Job 1: From the article on Sudanese community schools in Egypt, list every authority or official body it mentions.
Job 2:
Answer these questions using the article on Sudanese community schools in Egypt:
(a) How many Sudanese community schools have been shuttered, and since what month?
(b) What curricula did these schools teach?
(c) Which school does the photo caption name?
Job 3: Extend the article on Sudanese community schools in Egypt with its next paragraphs.

Excerpted passage:
-- Begin --
State regulation drive shutters 300 Sudanese community schools, disrupting learning

كتابة: Ahmed Bakr 14 دقيقة قراءة
The Sudanese Tamayoz School is one of the many community schools affected by the recent closures Courtesy: Tamayoz Sudanese School in Cairo's Facebook page

Over 300 Sudanese community schools that were operating in Egypt have been shuttered since June, following a campaign in which Egyptian authorities closed several of them and instructed others to remain closed. The schools have been told they have to legalize their situation and come fully under the oversight of Egyptian authorities before being allowed to operate again.

Many of these community schools operated for years in a legal gray area, establishing understandings with the Sudanese embassy in Cairo and different neighborhood authorities to teach Sudanese curricula to children from Sudan, and sometimes from other East African nationalities as well, residing in Egypt.
-- End --
Dataset records:
-- Begin --
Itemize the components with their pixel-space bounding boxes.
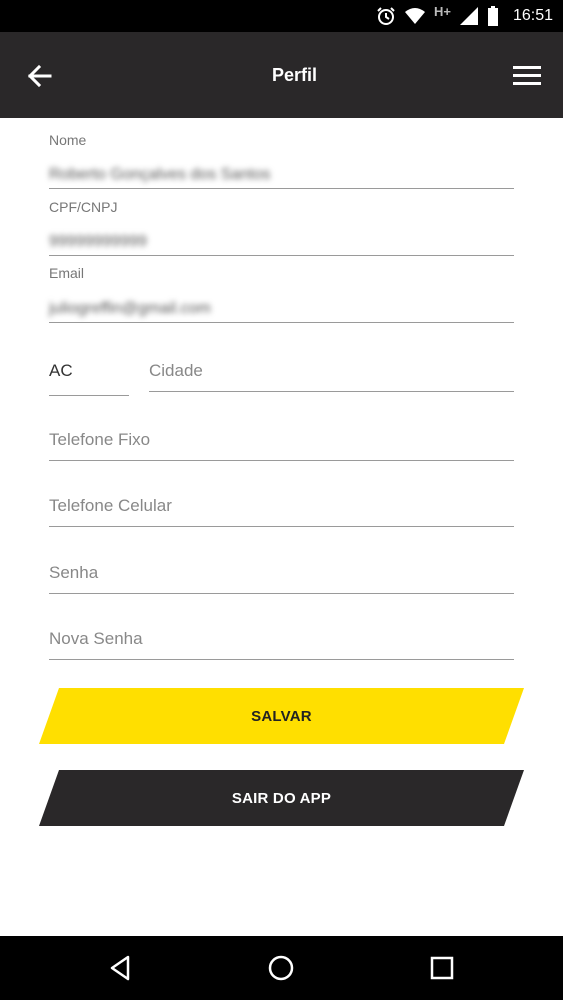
wifi-icon <box>404 8 425 24</box>
password-input[interactable]: Senha <box>49 563 98 583</box>
name-underline <box>49 188 514 189</box>
name-field[interactable]: Nome Roberto Gonçalves dos Santos <box>49 130 514 192</box>
name-value: Roberto Gonçalves dos Santos <box>49 166 271 183</box>
nav-back-icon[interactable] <box>102 950 138 986</box>
cpf-label: CPF/CNPJ <box>49 199 118 215</box>
password-underline <box>49 593 514 594</box>
system-nav-bar <box>0 936 563 1000</box>
save-button[interactable]: SALVAR <box>39 688 524 744</box>
email-label: Email <box>49 265 85 281</box>
hamburger-menu-icon[interactable] <box>511 62 543 90</box>
cpf-value: 99999999999 <box>49 233 147 250</box>
alarm-icon <box>377 7 395 25</box>
exit-app-button[interactable]: SAIR DO APP <box>39 770 524 826</box>
phone-underline <box>49 460 514 461</box>
state-select[interactable]: AC <box>49 361 73 381</box>
city-underline <box>149 391 514 392</box>
status-icons: H+ 16:51 <box>376 0 553 32</box>
email-value: juliogreffin@gmail.com <box>49 300 211 317</box>
email-underline <box>49 322 514 323</box>
state-underline <box>49 395 129 396</box>
network-type-label: H+ <box>433 3 451 19</box>
city-input[interactable]: Cidade <box>149 361 203 381</box>
page-title: Perfil <box>271 65 318 85</box>
cpf-underline <box>49 255 514 256</box>
new-password-input[interactable]: Nova Senha <box>49 629 143 649</box>
new-password-underline <box>49 659 514 660</box>
mobile-underline <box>49 526 514 527</box>
nav-home-icon[interactable] <box>263 950 299 986</box>
name-label: Nome <box>49 132 87 148</box>
email-field[interactable]: Email juliogreffin@gmail.com <box>49 263 514 325</box>
status-bar: H+ 16:51 <box>0 0 563 32</box>
status-time: 16:51 <box>512 7 553 24</box>
cpf-field[interactable]: CPF/CNPJ 99999999999 <box>49 197 514 259</box>
nav-recents-icon[interactable] <box>424 950 460 986</box>
battery-icon <box>487 6 498 26</box>
mobile-input[interactable]: Telefone Celular <box>49 496 172 516</box>
app-bar: Perfil <box>0 32 563 118</box>
signal-icon <box>459 7 478 25</box>
phone-input[interactable]: Telefone Fixo <box>49 430 150 450</box>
-- End --
Task answer 1:
Egyptian authorities
the Sudanese embassy in Cairo
neighborhood authorities

Task answer 2:
(a) Over 300, since June.
(b) Sudanese curricula.
(c) The Sudanese Tamayoz School.

Task answer 3:
As the number of schools and attending students increased over recent months, especially since the war in Sudan prompted many to flee their homes, Sudanese educators and parents in Egypt who spoke to Mada Masr were very open to steps to regulate the operation of Sudanese schools, citing recurring problems arising in the community school system such as lack of oversight, interruptions to the continuity of education, and, for some of them, expensive fees.

However, they also pointed to a lack of clarity that leaves owners and directors of most community schools unsure what steps they are supposed to take to fulfill the legalization requirements announced by the Egyptian government. Teachers and parents fear this uncertainty may lead to indefinite shutdowns for many.

Sudanese community schools operate in Egypt to meet the needs of many in the Sudanese community who wish to resume their children’s education from where it stopped in Sudan, explains Sami al-Bagir, spokesperson for the Sudanese Teachers’ Committee, a Sudanese nationwide independent teachers union. Bagir says that while some families choose to integrate their children into the Egyptian school system, others are concerned that it will be difficult for their children to join Egyptian schools after missing out on several years and choose the Sudanese community schools instead.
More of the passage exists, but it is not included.